Part of a data file
::::::::::

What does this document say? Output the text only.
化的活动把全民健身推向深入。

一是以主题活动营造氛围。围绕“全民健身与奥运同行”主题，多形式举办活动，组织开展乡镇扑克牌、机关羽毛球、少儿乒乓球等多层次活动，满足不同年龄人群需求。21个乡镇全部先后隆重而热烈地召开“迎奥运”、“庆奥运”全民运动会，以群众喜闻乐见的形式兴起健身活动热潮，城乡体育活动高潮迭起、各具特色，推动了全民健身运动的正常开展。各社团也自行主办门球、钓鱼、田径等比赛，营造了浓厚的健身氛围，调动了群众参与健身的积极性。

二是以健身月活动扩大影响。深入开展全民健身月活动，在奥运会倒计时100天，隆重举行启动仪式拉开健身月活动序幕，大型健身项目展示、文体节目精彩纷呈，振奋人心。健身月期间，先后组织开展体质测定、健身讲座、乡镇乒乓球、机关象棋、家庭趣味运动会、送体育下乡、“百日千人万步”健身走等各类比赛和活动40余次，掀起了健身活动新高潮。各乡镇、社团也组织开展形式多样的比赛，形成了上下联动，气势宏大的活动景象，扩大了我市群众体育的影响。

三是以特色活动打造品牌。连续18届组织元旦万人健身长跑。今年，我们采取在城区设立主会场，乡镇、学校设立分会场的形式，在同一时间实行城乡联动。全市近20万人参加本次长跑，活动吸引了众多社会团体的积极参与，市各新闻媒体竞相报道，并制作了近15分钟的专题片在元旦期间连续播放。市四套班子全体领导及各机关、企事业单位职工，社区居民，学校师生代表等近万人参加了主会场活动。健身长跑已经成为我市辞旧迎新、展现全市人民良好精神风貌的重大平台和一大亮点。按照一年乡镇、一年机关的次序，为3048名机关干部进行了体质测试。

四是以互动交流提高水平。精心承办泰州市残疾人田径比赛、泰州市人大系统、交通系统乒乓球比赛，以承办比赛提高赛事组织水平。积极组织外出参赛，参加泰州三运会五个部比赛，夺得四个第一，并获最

::::::::::

### Your goal
Please reproduce each line exactly as written.

### Correct response
What does this document say? Output the text only.
化的活动把全民健身推向深入。

一是以主题活动营造氛围。围绕“全民健身与奥运同行”主题，多形式举办活动，组织开展乡镇扑克牌、机关羽毛球、少儿乒乓球等多层次活动，满足不同年龄人群需求。21个乡镇全部先后隆重而热烈地召开“迎奥运”、“庆奥运”全民运动会，以群众喜闻乐见的形式兴起健身活动热潮，城乡体育活动高潮迭起、各具特色，推动了全民健身运动的正常开展。各社团也自行主办门球、钓鱼、田径等比赛，营造了浓厚的健身氛围，调动了群众参与健身的积极性。

二是以健身月活动扩大影响。深入开展全民健身月活动，在奥运会倒计时100天，隆重举行启动仪式拉开健身月活动序幕，大型健身项目展示、文体节目精彩纷呈，振奋人心。健身月期间，先后组织开展体质测定、健身讲座、乡镇乒乓球、机关象棋、家庭趣味运动会、送体育下乡、“百日千人万步”健身走等各类比赛和活动40余次，掀起了健身活动新高潮。各乡镇、社团也组织开展形式多样的比赛，形成了上下联动，气势宏大的活动景象，扩大了我市群众体育的影响。

三是以特色活动打造品牌。连续18届组织元旦万人健身长跑。今年，我们采取在城区设立主会场，乡镇、学校设立分会场的形式，在同一时间实行城乡联动。全市近20万人参加本次长跑，活动吸引了众多社会团体的积极参与，市各新闻媒体竞相报道，并制作了近15分钟的专题片在元旦期间连续播放。市四套班子全体领导及各机关、企事业单位职工，社区居民，学校师生代表等近万人参加了主会场活动。健身长跑已经成为我市辞旧迎新、展现全市人民良好精神风貌的重大平台和一大亮点。按照一年乡镇、一年机关的次序，为3048名机关干部进行了体质测试。

四是以互动交流提高水平。精心承办泰州市残疾人田径比赛、泰州市人大系统、交通系统乒乓球比赛，以承办比赛提高赛事组织水平。积极组织外出参赛，参加泰州三运会五个部比赛，夺得四个第一，并获最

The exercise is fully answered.